— START —
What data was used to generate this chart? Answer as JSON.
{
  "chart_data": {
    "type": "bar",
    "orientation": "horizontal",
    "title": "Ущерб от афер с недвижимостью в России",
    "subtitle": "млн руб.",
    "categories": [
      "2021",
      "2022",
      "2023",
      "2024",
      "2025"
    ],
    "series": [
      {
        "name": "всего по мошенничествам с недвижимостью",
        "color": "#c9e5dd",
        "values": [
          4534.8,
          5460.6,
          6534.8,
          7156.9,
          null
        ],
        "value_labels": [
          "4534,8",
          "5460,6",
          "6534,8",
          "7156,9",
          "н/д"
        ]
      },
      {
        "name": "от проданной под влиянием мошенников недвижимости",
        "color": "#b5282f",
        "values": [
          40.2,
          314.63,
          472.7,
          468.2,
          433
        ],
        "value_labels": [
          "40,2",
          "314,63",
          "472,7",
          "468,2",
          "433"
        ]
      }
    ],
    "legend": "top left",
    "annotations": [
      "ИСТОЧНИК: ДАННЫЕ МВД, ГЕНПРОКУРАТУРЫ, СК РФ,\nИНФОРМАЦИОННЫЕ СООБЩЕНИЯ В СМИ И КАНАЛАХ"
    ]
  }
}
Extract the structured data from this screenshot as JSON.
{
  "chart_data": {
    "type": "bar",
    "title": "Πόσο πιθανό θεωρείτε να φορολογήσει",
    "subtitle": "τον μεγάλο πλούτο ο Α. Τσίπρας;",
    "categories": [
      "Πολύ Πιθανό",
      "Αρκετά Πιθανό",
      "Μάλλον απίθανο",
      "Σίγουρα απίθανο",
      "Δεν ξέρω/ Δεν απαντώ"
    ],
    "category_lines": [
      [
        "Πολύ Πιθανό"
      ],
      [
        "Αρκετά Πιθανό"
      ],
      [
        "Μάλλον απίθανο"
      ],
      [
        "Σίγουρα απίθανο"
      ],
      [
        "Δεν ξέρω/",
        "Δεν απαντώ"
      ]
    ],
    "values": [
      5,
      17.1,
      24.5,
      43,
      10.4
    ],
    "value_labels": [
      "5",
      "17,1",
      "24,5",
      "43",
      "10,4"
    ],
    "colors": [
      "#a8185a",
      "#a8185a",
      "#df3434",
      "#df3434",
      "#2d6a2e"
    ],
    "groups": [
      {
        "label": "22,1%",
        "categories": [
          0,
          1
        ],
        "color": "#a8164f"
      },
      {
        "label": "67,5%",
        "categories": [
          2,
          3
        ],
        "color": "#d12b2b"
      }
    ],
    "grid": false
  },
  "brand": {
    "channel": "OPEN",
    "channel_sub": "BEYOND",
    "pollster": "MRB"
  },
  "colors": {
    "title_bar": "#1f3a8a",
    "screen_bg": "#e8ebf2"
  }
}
— END —
**Directions for this task:** Exactly and only the lines from the line containing "Extract the structured" through the last line of the entries should be copied, both ends included.

**Complete output:**
Extract the structured data from this screenshot as JSON.
{
  "chart_data": {
    "type": "bar",
    "title": "Πόσο πιθανό θεωρείτε να φορολογήσει",
    "subtitle": "τον μεγάλο πλούτο ο Α. Τσίπρας;",
    "categories": [
      "Πολύ Πιθανό",
      "Αρκετά Πιθανό",
      "Μάλλον απίθανο",
      "Σίγουρα απίθανο",
      "Δεν ξέρω/ Δεν απαντώ"
    ],
    "category_lines": [
      [
        "Πολύ Πιθανό"
      ],
      [
        "Αρκετά Πιθανό"
      ],
      [
        "Μάλλον απίθανο"
      ],
      [
        "Σίγουρα απίθανο"
      ],
      [
        "Δεν ξέρω/",
        "Δεν απαντώ"
      ]
    ],
    "values": [
      5,
      17.1,
      24.5,
      43,
      10.4
    ],
    "value_labels": [
      "5",
      "17,1",
      "24,5",
      "43",
      "10,4"
    ],
    "colors": [
      "#a8185a",
      "#a8185a",
      "#df3434",
      "#df3434",
      "#2d6a2e"
    ],
    "groups": [
      {
        "label": "22,1%",
        "categories": [
          0,
          1
        ],
        "color": "#a8164f"
      },
      {
        "label": "67,5%",
        "categories": [
          2,
          3
        ],
        "color": "#d12b2b"
      }
    ],
    "grid": false
  },
  "brand": {
    "channel": "OPEN",
    "channel_sub": "BEYOND",
    "pollster": "MRB"
  },
  "colors": {
    "title_bar": "#1f3a8a",
    "screen_bg": "#e8ebf2"
  }
}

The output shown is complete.